## GIVEN REQUEST
From the entries below, list each line with "JSON".

==================================================

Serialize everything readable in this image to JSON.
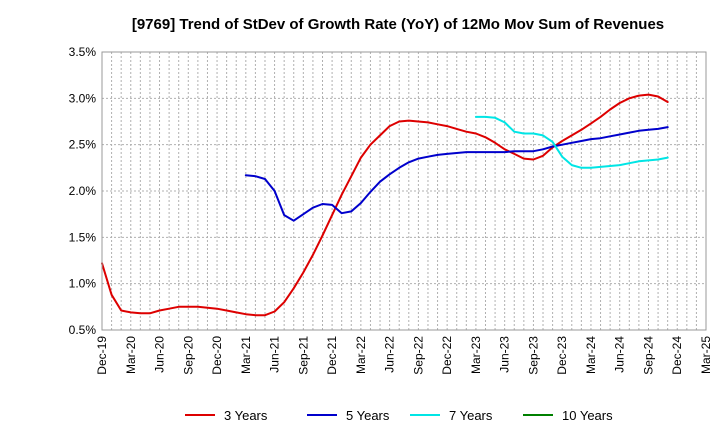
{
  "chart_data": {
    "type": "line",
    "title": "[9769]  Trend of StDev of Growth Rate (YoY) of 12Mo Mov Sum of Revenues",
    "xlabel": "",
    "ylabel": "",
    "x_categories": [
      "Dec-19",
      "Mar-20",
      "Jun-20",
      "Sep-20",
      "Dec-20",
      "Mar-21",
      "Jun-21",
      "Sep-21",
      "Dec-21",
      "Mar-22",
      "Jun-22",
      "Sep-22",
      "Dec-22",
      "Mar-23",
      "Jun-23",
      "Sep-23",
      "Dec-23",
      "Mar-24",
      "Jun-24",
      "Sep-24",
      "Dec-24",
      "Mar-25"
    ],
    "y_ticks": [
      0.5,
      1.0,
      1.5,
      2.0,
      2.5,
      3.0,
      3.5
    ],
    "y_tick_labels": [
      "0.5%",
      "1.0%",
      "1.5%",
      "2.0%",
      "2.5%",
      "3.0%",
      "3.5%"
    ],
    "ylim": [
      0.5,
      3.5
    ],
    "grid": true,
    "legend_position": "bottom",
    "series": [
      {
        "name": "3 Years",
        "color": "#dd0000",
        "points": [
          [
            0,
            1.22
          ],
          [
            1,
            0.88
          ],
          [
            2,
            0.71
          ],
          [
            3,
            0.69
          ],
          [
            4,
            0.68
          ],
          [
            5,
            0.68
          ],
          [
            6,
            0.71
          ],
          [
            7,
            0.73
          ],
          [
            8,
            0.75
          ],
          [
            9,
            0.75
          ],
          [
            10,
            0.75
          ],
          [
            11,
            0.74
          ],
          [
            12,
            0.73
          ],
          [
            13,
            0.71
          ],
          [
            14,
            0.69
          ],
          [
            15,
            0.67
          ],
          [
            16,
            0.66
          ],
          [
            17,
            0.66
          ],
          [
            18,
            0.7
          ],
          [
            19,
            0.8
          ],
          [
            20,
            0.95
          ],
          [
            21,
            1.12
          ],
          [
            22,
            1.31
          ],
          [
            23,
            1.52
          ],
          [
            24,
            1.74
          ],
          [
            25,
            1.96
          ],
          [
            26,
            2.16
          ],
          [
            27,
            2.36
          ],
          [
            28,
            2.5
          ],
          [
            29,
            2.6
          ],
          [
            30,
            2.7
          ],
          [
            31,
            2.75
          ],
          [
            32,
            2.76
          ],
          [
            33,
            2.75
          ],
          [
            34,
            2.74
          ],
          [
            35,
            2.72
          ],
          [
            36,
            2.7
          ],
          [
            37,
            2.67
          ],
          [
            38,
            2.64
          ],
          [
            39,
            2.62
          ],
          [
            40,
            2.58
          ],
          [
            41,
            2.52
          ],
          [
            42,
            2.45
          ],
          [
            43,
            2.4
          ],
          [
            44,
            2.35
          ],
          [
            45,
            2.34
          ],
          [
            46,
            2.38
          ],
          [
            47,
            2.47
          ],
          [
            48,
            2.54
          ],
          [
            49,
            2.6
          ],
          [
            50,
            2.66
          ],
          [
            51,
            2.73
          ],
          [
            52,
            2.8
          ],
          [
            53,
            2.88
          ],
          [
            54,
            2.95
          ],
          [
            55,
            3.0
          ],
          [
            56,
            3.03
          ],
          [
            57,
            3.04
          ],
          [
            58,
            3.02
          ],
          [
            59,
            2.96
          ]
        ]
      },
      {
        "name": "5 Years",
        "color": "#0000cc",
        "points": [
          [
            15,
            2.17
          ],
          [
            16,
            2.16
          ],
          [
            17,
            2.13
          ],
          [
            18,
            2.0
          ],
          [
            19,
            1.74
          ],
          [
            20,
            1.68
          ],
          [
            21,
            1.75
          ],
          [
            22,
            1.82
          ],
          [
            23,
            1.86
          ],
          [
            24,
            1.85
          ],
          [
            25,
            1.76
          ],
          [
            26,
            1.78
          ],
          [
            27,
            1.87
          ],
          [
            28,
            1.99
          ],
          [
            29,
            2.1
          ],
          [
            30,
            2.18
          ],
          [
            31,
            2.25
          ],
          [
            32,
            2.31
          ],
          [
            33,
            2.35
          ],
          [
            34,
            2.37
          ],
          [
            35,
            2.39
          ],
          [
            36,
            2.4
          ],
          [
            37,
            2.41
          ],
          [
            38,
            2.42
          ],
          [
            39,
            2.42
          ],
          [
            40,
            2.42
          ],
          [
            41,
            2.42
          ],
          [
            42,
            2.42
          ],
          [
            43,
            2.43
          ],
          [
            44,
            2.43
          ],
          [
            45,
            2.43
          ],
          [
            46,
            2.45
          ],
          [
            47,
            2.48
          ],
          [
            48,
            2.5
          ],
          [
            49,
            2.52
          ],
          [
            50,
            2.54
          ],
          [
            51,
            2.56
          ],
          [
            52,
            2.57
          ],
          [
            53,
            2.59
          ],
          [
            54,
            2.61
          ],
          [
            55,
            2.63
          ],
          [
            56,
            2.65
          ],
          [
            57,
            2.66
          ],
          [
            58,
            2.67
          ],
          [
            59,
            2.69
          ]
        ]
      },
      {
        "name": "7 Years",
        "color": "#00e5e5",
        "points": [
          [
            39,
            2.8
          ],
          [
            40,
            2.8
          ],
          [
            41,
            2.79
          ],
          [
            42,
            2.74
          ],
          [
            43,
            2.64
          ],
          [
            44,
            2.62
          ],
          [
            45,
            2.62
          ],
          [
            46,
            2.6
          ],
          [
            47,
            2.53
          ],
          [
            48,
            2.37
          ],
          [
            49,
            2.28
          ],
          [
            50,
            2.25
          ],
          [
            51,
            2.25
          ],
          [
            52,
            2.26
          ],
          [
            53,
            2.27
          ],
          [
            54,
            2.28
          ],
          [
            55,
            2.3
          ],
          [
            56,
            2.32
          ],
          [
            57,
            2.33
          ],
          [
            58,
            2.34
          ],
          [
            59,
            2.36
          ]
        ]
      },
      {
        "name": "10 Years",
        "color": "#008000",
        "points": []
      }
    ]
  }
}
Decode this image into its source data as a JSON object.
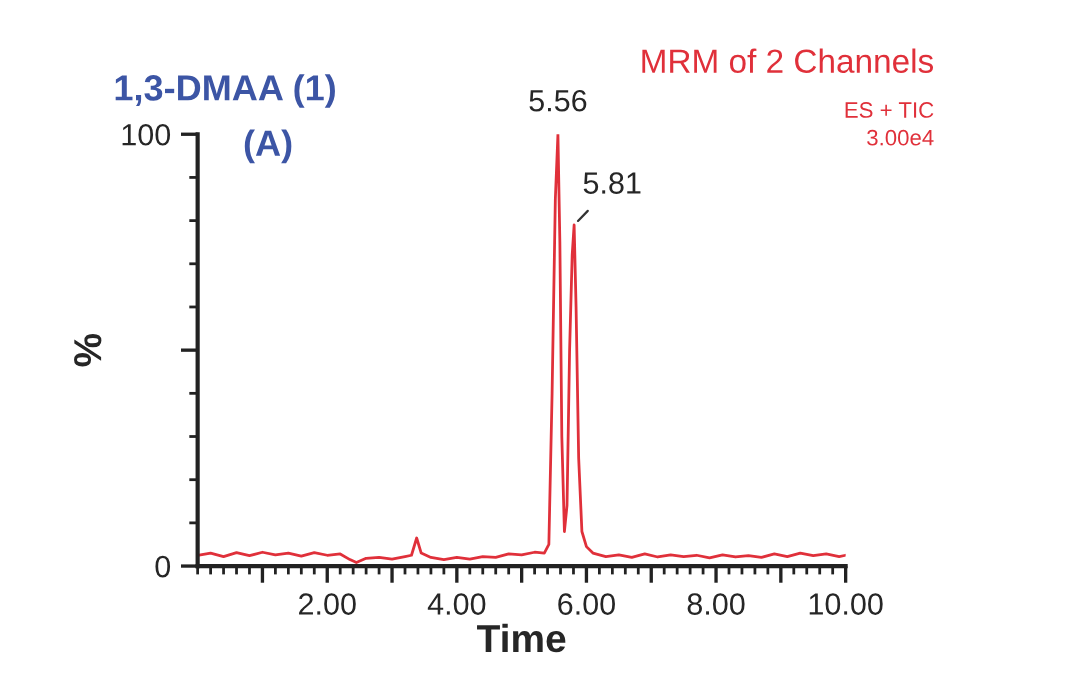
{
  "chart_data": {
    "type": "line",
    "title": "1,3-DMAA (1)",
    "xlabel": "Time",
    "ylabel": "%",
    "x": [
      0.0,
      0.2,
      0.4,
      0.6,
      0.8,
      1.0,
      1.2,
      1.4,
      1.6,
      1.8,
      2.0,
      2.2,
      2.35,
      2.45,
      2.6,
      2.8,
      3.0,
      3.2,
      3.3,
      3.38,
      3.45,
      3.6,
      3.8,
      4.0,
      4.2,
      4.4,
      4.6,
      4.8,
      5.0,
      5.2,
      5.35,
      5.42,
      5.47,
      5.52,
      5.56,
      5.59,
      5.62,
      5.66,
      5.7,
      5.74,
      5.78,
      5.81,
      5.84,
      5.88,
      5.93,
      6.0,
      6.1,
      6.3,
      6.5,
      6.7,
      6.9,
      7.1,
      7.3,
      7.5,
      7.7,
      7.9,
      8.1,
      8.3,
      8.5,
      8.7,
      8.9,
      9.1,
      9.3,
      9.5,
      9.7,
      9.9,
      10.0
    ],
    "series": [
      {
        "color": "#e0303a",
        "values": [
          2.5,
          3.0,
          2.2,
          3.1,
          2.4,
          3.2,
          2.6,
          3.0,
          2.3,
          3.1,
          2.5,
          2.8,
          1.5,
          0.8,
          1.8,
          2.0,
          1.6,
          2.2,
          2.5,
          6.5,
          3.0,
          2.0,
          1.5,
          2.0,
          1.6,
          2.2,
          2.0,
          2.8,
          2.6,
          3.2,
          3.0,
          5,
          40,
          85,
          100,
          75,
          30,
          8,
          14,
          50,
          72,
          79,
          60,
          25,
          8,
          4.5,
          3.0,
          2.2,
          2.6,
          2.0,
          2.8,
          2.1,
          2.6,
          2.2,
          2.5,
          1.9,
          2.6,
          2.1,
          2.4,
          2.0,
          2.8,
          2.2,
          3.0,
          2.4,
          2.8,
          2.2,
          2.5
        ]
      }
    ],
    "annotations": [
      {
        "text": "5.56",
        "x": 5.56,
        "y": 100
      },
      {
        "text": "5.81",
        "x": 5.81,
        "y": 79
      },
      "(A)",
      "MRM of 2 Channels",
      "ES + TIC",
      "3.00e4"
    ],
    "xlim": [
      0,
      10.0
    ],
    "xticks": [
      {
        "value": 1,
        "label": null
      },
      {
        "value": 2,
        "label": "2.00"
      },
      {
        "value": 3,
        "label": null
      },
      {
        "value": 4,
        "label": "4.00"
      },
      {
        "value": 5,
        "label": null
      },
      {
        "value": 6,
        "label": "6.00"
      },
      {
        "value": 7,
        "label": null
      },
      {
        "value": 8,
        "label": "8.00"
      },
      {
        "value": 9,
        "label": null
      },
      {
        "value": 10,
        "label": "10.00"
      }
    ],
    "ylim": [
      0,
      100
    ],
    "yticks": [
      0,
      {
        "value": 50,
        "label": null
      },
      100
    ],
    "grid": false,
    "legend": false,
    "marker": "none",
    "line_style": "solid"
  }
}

==================================================

## WRITTEN RESPONSE
Serialize everything readable in this image to JSON.
Decode this image into its source data as a JSON object.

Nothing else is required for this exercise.